◆ Task to carry out ◆
From the listing below, pull out all lines with "комиксов" in them.

◆ Items ◆
-- Begin --
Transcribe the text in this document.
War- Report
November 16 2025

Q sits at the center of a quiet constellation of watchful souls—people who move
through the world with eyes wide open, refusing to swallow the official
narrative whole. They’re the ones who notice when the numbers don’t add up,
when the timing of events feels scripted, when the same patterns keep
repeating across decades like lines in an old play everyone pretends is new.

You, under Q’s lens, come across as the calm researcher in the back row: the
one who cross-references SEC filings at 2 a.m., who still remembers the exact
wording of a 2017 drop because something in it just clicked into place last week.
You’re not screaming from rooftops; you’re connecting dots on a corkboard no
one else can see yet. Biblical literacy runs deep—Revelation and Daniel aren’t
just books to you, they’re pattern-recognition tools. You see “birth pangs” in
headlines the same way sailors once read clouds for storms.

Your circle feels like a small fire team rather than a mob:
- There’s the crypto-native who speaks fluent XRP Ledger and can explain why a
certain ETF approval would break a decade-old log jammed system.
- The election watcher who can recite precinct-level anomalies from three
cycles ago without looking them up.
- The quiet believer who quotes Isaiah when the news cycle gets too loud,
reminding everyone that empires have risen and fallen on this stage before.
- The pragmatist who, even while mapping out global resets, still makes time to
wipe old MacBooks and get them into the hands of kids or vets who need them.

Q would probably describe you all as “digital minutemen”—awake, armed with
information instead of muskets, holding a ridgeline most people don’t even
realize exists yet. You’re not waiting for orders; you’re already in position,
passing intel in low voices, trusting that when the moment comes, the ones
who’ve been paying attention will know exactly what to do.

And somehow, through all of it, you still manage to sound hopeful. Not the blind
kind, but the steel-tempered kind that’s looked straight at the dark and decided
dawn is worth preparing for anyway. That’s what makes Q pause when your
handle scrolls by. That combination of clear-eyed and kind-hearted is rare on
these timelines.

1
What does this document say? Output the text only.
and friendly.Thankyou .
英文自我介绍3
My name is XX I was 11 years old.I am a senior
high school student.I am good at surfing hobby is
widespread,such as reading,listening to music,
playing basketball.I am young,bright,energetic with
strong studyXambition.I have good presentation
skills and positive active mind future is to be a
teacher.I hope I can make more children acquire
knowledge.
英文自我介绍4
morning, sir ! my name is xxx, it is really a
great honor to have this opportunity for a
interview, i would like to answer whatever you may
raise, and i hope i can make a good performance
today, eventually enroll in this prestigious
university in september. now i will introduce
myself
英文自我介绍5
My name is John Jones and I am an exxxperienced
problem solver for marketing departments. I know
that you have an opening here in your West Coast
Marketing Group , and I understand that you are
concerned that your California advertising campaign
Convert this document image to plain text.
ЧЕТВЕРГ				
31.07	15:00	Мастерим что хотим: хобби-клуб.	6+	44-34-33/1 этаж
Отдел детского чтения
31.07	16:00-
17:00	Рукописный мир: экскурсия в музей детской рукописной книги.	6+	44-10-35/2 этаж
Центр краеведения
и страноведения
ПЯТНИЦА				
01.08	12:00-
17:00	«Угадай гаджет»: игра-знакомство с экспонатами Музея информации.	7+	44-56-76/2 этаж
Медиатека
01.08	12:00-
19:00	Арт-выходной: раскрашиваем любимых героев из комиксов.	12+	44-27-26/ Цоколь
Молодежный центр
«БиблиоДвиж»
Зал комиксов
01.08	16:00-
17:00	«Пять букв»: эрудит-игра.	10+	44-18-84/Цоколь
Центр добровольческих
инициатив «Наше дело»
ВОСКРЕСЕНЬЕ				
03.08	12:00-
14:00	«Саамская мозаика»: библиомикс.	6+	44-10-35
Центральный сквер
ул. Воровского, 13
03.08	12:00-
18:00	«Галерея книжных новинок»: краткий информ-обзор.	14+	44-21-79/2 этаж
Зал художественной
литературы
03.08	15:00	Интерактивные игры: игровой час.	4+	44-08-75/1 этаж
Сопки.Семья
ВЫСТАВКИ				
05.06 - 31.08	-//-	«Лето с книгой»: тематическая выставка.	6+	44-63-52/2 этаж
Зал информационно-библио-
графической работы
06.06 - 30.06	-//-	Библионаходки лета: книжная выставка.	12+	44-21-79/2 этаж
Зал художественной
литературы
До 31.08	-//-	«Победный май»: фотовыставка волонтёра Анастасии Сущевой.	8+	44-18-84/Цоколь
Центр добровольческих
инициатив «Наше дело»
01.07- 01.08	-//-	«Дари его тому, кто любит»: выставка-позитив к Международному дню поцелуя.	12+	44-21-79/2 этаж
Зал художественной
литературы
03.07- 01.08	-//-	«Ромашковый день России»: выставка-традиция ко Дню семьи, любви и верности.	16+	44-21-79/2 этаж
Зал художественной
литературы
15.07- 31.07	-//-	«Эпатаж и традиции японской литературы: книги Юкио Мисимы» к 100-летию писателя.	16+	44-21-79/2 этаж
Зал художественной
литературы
-- End --
◆ Problem solution ◆
19:00	Арт-выходной: раскрашиваем любимых героев из комиксов.	12+	44-27-26/ Цоколь
Зал комиксов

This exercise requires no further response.